Problem statement -
Copy every line, leaving nothing out and adding nothing.

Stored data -
• • • • •

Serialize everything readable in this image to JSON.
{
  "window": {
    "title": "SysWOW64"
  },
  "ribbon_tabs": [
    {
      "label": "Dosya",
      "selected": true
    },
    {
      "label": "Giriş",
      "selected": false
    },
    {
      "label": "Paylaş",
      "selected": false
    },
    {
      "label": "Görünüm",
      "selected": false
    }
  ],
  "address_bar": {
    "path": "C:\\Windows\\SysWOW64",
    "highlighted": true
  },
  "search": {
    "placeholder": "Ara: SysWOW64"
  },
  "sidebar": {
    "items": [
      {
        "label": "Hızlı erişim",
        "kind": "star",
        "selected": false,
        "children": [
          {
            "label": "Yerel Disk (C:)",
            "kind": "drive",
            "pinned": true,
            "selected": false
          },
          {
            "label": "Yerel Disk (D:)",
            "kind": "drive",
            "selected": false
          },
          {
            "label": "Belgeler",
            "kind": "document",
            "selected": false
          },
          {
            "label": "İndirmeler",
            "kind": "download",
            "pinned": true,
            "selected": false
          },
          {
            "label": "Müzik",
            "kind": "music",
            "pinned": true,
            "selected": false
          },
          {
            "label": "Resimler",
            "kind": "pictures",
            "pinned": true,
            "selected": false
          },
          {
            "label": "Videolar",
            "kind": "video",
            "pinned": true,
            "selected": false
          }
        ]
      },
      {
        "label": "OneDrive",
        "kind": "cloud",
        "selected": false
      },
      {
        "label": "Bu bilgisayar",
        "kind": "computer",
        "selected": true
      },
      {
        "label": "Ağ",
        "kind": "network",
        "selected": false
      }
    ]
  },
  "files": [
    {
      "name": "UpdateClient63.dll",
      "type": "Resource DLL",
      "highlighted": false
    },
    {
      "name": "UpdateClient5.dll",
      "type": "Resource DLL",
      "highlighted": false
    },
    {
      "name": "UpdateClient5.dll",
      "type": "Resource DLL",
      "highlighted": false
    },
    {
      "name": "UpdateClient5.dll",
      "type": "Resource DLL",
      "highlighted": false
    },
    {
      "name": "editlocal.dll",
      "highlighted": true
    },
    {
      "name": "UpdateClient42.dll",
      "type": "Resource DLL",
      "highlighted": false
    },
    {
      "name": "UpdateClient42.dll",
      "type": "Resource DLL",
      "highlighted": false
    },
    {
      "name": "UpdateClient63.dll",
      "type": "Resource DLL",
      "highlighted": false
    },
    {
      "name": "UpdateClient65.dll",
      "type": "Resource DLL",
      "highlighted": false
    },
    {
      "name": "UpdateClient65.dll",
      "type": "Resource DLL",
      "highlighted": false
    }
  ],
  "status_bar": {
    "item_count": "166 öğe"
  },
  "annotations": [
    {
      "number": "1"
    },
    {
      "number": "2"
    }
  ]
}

• • • • •

Result -
Serialize everything readable in this image to JSON.
{
  "window": {
    "title": "SysWOW64"
  },
  "ribbon_tabs": [
    {
      "label": "Dosya",
      "selected": true
    },
    {
      "label": "Giriş",
      "selected": false
    },
    {
      "label": "Paylaş",
      "selected": false
    },
    {
      "label": "Görünüm",
      "selected": false
    }
  ],
  "address_bar": {
    "path": "C:\\Windows\\SysWOW64",
    "highlighted": true
  },
  "search": {
    "placeholder": "Ara: SysWOW64"
  },
  "sidebar": {
    "items": [
      {
        "label": "Hızlı erişim",
        "kind": "star",
        "selected": false,
        "children": [
          {
            "label": "Yerel Disk (C:)",
            "kind": "drive",
            "pinned": true,
            "selected": false
          },
          {
            "label": "Yerel Disk (D:)",
            "kind": "drive",
            "selected": false
          },
          {
            "label": "Belgeler",
            "kind": "document",
            "selected": false
          },
          {
            "label": "İndirmeler",
            "kind": "download",
            "pinned": true,
            "selected": false
          },
          {
            "label": "Müzik",
            "kind": "music",
            "pinned": true,
            "selected": false
          },
          {
            "label": "Resimler",
            "kind": "pictures",
            "pinned": true,
            "selected": false
          },
          {
            "label": "Videolar",
            "kind": "video",
            "pinned": true,
            "selected": false
          }
        ]
      },
      {
        "label": "OneDrive",
        "kind": "cloud",
        "selected": false
      },
      {
        "label": "Bu bilgisayar",
        "kind": "computer",
        "selected": true
      },
      {
        "label": "Ağ",
        "kind": "network",
        "selected": false
      }
    ]
  },
  "files": [
    {
      "name": "UpdateClient63.dll",
      "type": "Resource DLL",
      "highlighted": false
    },
    {
      "name": "UpdateClient5.dll",
      "type": "Resource DLL",
      "highlighted": false
    },
    {
      "name": "UpdateClient5.dll",
      "type": "Resource DLL",
      "highlighted": false
    },
    {
      "name": "UpdateClient5.dll",
      "type": "Resource DLL",
      "highlighted": false
    },
    {
      "name": "editlocal.dll",
      "highlighted": true
    },
    {
      "name": "UpdateClient42.dll",
      "type": "Resource DLL",
      "highlighted": false
    },
    {
      "name": "UpdateClient42.dll",
      "type": "Resource DLL",
      "highlighted": false
    },
    {
      "name": "UpdateClient63.dll",
      "type": "Resource DLL",
      "highlighted": false
    },
    {
      "name": "UpdateClient65.dll",
      "type": "Resource DLL",
      "highlighted": false
    },
    {
      "name": "UpdateClient65.dll",
      "type": "Resource DLL",
      "highlighted": false
    }
  ],
  "status_bar": {
    "item_count": "166 öğe"
  },
  "annotations": [
    {
      "number": "1"
    },
    {
      "number": "2"
    }
  ]
}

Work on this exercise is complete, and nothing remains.